**Problem description**
Below are some records. Count the lines with "areas" in them and give nothing but the total.

**Given records**

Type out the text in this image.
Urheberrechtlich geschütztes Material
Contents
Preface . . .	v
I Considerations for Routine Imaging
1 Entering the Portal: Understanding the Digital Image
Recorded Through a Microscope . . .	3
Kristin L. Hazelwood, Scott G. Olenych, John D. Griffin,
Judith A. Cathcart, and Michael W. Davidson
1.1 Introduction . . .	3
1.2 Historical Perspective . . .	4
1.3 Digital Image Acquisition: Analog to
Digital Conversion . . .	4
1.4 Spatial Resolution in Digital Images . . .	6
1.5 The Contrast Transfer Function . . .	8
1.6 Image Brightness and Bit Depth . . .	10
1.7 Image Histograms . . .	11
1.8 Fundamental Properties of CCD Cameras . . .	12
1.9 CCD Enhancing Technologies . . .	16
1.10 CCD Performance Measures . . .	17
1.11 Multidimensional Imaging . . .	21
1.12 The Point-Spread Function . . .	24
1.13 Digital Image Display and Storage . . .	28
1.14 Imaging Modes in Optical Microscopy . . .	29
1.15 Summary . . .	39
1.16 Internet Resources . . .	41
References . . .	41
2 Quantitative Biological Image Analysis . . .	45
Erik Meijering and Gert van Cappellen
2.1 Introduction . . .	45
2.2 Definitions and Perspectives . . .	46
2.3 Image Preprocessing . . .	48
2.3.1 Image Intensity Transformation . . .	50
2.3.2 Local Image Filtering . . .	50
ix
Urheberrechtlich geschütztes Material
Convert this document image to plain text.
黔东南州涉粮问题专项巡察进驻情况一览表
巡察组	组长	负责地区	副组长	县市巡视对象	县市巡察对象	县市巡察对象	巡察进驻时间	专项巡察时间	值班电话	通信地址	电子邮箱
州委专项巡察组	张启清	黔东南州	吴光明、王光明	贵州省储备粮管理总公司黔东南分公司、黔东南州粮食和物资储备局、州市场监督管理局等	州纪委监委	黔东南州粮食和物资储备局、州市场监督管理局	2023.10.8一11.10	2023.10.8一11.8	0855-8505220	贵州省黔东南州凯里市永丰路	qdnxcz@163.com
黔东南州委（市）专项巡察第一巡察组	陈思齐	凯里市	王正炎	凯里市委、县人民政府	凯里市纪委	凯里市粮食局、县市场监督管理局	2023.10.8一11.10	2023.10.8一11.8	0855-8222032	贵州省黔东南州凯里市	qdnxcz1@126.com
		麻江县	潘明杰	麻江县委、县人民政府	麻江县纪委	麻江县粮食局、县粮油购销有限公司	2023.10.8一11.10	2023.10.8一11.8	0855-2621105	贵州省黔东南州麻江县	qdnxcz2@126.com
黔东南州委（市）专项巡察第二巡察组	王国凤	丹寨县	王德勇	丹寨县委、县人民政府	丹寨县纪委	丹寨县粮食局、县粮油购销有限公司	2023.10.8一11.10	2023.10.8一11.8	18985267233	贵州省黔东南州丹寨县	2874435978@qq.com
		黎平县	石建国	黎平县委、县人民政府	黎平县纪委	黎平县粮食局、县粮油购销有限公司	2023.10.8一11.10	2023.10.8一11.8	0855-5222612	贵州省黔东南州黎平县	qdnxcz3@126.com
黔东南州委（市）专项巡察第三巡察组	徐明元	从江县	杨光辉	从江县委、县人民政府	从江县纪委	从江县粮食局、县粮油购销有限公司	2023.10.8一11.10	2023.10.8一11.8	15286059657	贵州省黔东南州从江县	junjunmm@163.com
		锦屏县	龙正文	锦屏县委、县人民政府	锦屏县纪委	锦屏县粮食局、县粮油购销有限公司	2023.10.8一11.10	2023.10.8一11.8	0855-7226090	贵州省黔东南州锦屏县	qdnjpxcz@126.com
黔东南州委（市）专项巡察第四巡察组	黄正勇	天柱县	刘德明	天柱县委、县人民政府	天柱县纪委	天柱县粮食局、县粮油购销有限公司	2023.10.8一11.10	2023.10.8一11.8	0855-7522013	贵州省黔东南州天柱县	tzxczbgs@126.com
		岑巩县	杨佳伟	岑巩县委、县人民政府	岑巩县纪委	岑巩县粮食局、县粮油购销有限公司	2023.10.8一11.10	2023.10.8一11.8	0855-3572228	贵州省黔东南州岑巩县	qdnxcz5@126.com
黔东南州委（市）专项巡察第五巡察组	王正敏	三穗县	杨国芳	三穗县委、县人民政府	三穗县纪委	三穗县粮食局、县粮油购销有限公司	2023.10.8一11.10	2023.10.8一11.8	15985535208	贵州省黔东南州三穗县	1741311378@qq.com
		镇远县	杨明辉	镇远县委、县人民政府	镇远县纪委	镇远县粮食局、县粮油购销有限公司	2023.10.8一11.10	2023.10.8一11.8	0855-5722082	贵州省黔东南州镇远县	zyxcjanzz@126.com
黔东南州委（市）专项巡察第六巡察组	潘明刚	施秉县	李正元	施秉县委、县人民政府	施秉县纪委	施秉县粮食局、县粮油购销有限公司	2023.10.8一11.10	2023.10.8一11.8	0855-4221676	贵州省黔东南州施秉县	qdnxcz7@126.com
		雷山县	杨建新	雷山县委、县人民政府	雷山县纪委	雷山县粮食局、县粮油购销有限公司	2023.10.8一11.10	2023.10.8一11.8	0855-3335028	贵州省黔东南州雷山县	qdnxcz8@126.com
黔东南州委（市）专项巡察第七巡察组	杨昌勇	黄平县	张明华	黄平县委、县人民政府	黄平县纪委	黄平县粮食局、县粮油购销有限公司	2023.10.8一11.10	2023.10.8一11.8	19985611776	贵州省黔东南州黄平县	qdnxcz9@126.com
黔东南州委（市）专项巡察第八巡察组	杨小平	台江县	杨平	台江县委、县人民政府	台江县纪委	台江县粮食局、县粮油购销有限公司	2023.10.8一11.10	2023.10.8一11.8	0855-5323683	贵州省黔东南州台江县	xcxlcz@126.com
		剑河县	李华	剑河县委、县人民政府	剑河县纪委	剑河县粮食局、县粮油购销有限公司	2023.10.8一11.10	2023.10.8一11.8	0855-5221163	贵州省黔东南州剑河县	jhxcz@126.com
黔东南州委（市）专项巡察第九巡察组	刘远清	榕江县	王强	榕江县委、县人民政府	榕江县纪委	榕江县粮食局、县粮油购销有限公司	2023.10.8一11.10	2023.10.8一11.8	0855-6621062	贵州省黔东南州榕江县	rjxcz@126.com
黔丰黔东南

--

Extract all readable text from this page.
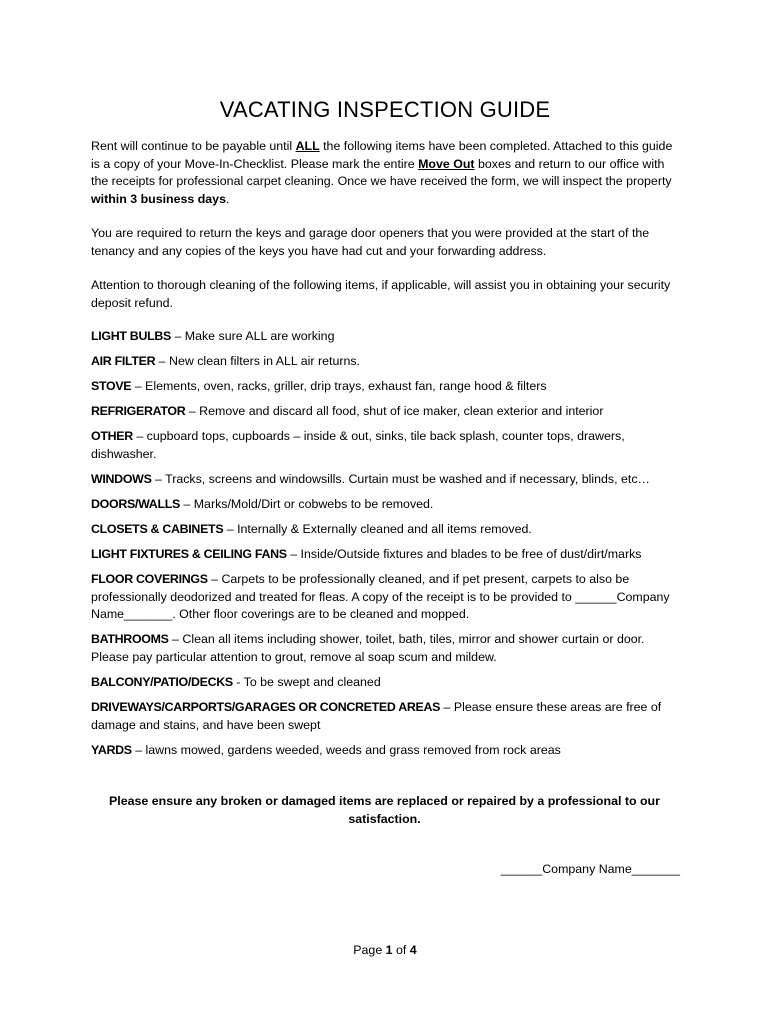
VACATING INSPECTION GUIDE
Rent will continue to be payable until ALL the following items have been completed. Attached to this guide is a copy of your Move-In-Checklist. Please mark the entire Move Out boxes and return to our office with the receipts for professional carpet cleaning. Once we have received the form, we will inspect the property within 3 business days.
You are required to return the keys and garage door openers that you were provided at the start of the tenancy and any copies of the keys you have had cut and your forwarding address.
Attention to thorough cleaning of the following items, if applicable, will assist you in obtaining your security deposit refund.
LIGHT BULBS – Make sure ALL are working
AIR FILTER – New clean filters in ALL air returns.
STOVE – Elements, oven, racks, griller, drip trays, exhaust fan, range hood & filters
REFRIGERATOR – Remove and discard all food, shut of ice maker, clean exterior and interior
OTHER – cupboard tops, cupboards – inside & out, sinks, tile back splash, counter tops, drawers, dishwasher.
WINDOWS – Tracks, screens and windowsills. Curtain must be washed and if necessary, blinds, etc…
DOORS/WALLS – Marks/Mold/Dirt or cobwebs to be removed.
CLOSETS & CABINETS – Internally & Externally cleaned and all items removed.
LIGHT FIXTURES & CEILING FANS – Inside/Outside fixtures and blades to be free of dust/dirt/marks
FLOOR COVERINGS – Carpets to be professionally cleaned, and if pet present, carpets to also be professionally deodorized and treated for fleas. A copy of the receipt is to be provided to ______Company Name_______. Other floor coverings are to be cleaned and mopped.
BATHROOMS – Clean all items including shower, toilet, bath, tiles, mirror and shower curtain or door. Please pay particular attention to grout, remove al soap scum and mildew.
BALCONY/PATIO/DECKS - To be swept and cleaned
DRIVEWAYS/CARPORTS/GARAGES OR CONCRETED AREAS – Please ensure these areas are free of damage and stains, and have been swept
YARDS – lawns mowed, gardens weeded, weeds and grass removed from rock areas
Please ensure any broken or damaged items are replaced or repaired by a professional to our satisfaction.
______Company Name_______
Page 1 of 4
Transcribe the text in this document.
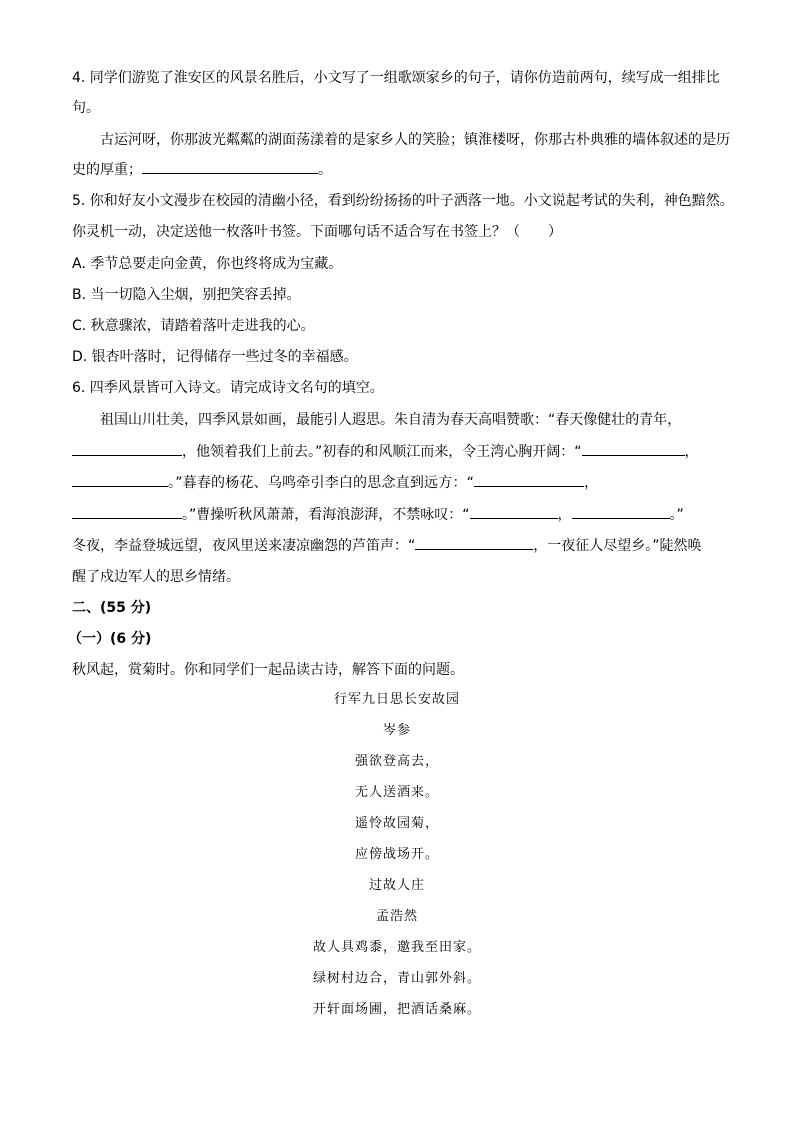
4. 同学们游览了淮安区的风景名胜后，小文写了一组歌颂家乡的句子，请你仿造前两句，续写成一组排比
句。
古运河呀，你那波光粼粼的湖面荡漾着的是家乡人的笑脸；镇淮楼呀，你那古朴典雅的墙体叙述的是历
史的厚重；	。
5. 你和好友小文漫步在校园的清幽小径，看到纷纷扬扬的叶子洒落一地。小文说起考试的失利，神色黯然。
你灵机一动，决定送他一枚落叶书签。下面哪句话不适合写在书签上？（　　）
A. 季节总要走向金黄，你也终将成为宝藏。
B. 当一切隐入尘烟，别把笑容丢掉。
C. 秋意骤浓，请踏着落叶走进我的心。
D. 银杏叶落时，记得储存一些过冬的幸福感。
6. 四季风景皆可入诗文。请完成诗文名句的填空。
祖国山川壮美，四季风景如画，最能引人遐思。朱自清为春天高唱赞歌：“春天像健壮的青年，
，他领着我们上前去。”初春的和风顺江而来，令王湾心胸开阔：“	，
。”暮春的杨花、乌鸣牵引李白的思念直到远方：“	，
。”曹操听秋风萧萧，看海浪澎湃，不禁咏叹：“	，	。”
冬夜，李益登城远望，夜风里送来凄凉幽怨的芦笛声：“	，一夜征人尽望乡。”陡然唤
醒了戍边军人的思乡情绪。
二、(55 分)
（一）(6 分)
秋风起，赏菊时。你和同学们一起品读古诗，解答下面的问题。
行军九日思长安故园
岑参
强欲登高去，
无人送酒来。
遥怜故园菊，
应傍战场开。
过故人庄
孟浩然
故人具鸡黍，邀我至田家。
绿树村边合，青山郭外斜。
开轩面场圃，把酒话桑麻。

**Reply to the exercise**
2